▸ SET EXERCISE
Retype each line exactly. Skip images.

** Start of EXTRACTED INFORMATION **

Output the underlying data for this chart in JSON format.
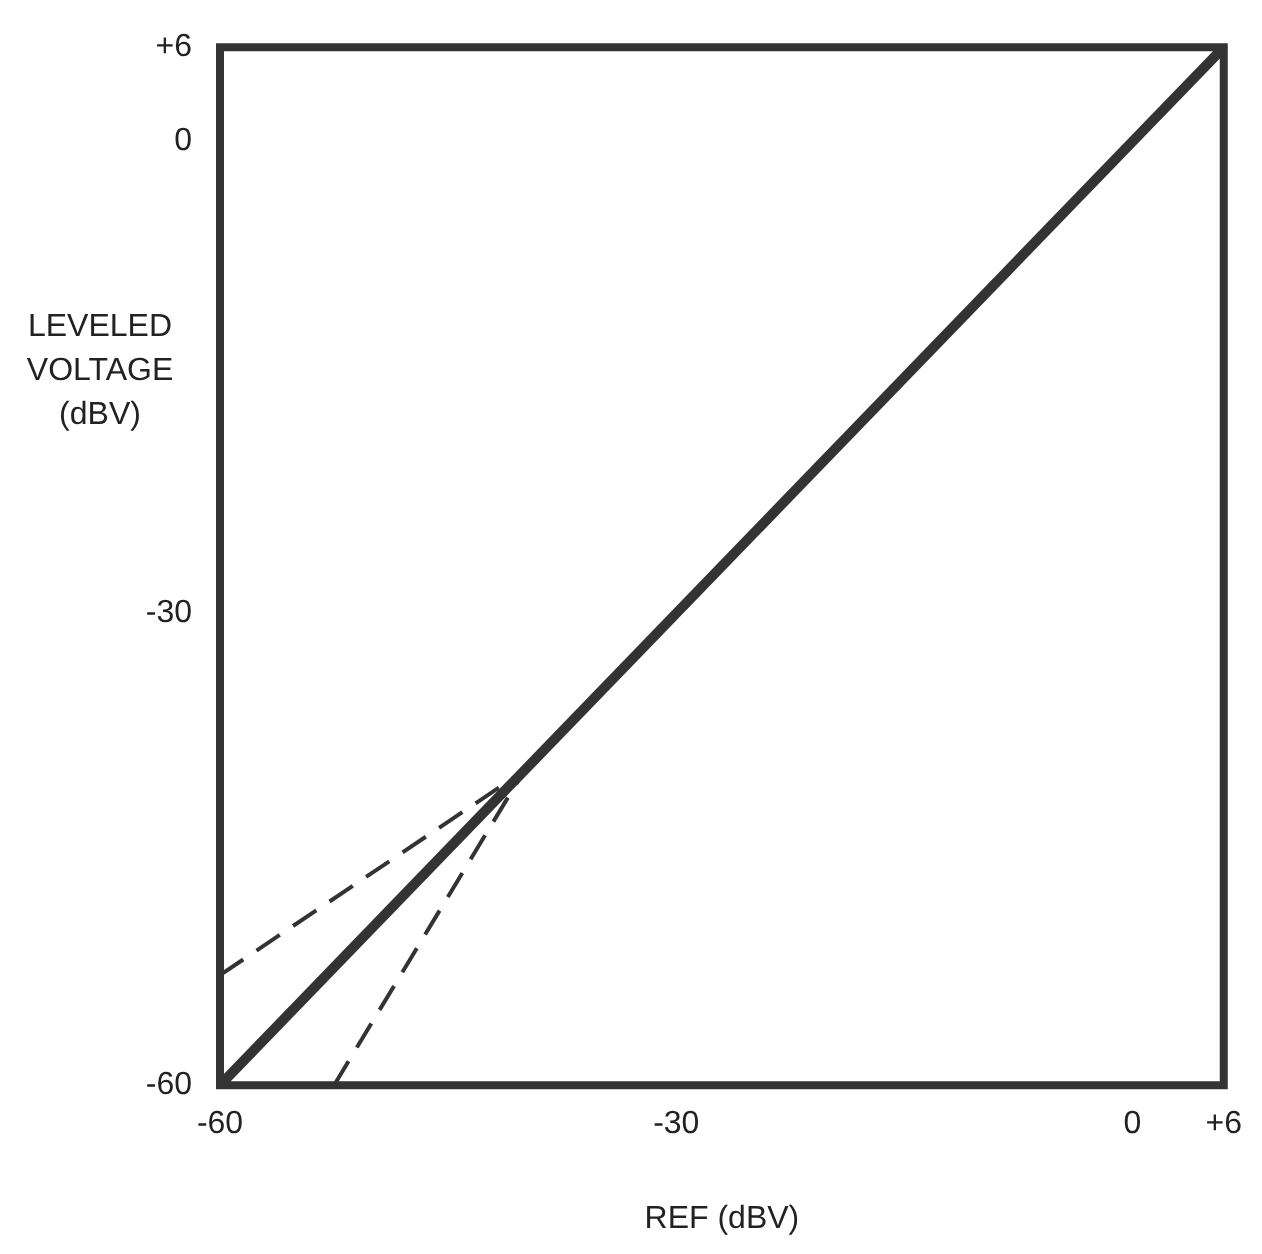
{
  "chart_data": {
    "type": "line",
    "xlabel": "REF (dBV)",
    "ylabel": "LEVELED VOLTAGE (dBV)",
    "xlim": [
      -60,
      6
    ],
    "ylim": [
      -60,
      6
    ],
    "xticks": [
      -60,
      -30,
      0,
      {
        "value": 6,
        "label": "+6"
      }
    ],
    "yticks": [
      -60,
      -30,
      0,
      {
        "value": 6,
        "label": "+6"
      }
    ],
    "grid": false,
    "legend": false,
    "marker": "none",
    "series": [
      {
        "color": "#333333",
        "x": [
          -60,
          6
        ],
        "values": [
          -60,
          6
        ],
        "line_style": "solid"
      },
      {
        "color": "#333333",
        "x": [
          -60,
          -40
        ],
        "values": [
          -53,
          -40
        ],
        "line_style": "dashed"
      },
      {
        "color": "#333333",
        "x": [
          -52.5,
          -40
        ],
        "values": [
          -60,
          -40
        ],
        "line_style": "dashed"
      }
    ]
  }
}
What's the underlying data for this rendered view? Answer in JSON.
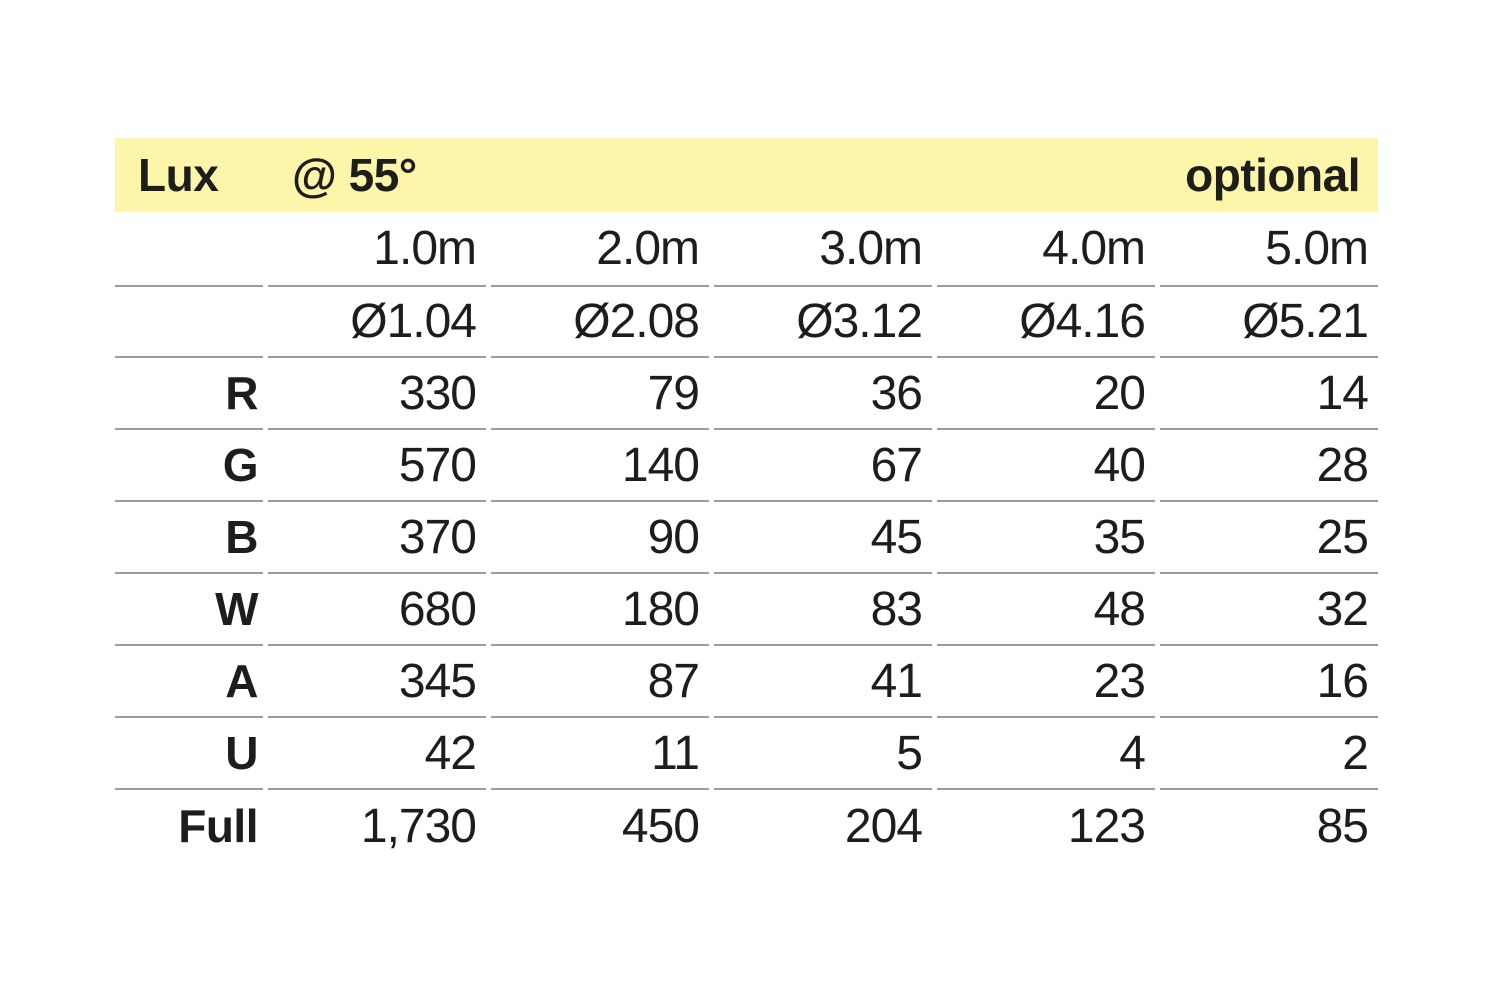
{
  "header": {
    "title": "Lux",
    "angle": "@ 55°",
    "note": "optional"
  },
  "colors": {
    "header_background": "#FDF5A9",
    "rule_gray": "#9B9B9B",
    "text": "#1D1D1B"
  },
  "table": {
    "distance_headers": [
      "1.0m",
      "2.0m",
      "3.0m",
      "4.0m",
      "5.0m"
    ],
    "diameter_headers": [
      "Ø1.04",
      "Ø2.08",
      "Ø3.12",
      "Ø4.16",
      "Ø5.21"
    ],
    "rows": [
      {
        "label": "R",
        "values": [
          "330",
          "79",
          "36",
          "20",
          "14"
        ]
      },
      {
        "label": "G",
        "values": [
          "570",
          "140",
          "67",
          "40",
          "28"
        ]
      },
      {
        "label": "B",
        "values": [
          "370",
          "90",
          "45",
          "35",
          "25"
        ]
      },
      {
        "label": "W",
        "values": [
          "680",
          "180",
          "83",
          "48",
          "32"
        ]
      },
      {
        "label": "A",
        "values": [
          "345",
          "87",
          "41",
          "23",
          "16"
        ]
      },
      {
        "label": "U",
        "values": [
          "42",
          "11",
          "5",
          "4",
          "2"
        ]
      },
      {
        "label": "Full",
        "values": [
          "1,730",
          "450",
          "204",
          "123",
          "85"
        ]
      }
    ]
  }
}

** End of EXTRACTED INFORMATION **

▸ CORRECT RESPONSE
Output the underlying data for this chart in JSON format.
{
  "chart_data": {
    "type": "line",
    "xlabel": "REF (dBV)",
    "ylabel": "LEVELED VOLTAGE (dBV)",
    "xlim": [
      -60,
      6
    ],
    "ylim": [
      -60,
      6
    ],
    "xticks": [
      -60,
      -30,
      0,
      {
        "value": 6,
        "label": "+6"
      }
    ],
    "yticks": [
      -60,
      -30,
      0,
      {
        "value": 6,
        "label": "+6"
      }
    ],
    "grid": false,
    "legend": false,
    "marker": "none",
    "series": [
      {
        "color": "#333333",
        "x": [
          -60,
          6
        ],
        "values": [
          -60,
          6
        ],
        "line_style": "solid"
      },
      {
        "color": "#333333",
        "x": [
          -60,
          -40
        ],
        "values": [
          -53,
          -40
        ],
        "line_style": "dashed"
      },
      {
        "color": "#333333",
        "x": [
          -52.5,
          -40
        ],
        "values": [
          -60,
          -40
        ],
        "line_style": "dashed"
      }
    ]
  }
}
What's the underlying data for this rendered view? Answer in JSON.
{
  "header": {
    "title": "Lux",
    "angle": "@ 55°",
    "note": "optional"
  },
  "colors": {
    "header_background": "#FDF5A9",
    "rule_gray": "#9B9B9B",
    "text": "#1D1D1B"
  },
  "table": {
    "distance_headers": [
      "1.0m",
      "2.0m",
      "3.0m",
      "4.0m",
      "5.0m"
    ],
    "diameter_headers": [
      "Ø1.04",
      "Ø2.08",
      "Ø3.12",
      "Ø4.16",
      "Ø5.21"
    ],
    "rows": [
      {
        "label": "R",
        "values": [
          "330",
          "79",
          "36",
          "20",
          "14"
        ]
      },
      {
        "label": "G",
        "values": [
          "570",
          "140",
          "67",
          "40",
          "28"
        ]
      },
      {
        "label": "B",
        "values": [
          "370",
          "90",
          "45",
          "35",
          "25"
        ]
      },
      {
        "label": "W",
        "values": [
          "680",
          "180",
          "83",
          "48",
          "32"
        ]
      },
      {
        "label": "A",
        "values": [
          "345",
          "87",
          "41",
          "23",
          "16"
        ]
      },
      {
        "label": "U",
        "values": [
          "42",
          "11",
          "5",
          "4",
          "2"
        ]
      },
      {
        "label": "Full",
        "values": [
          "1,730",
          "450",
          "204",
          "123",
          "85"
        ]
      }
    ]
  }
}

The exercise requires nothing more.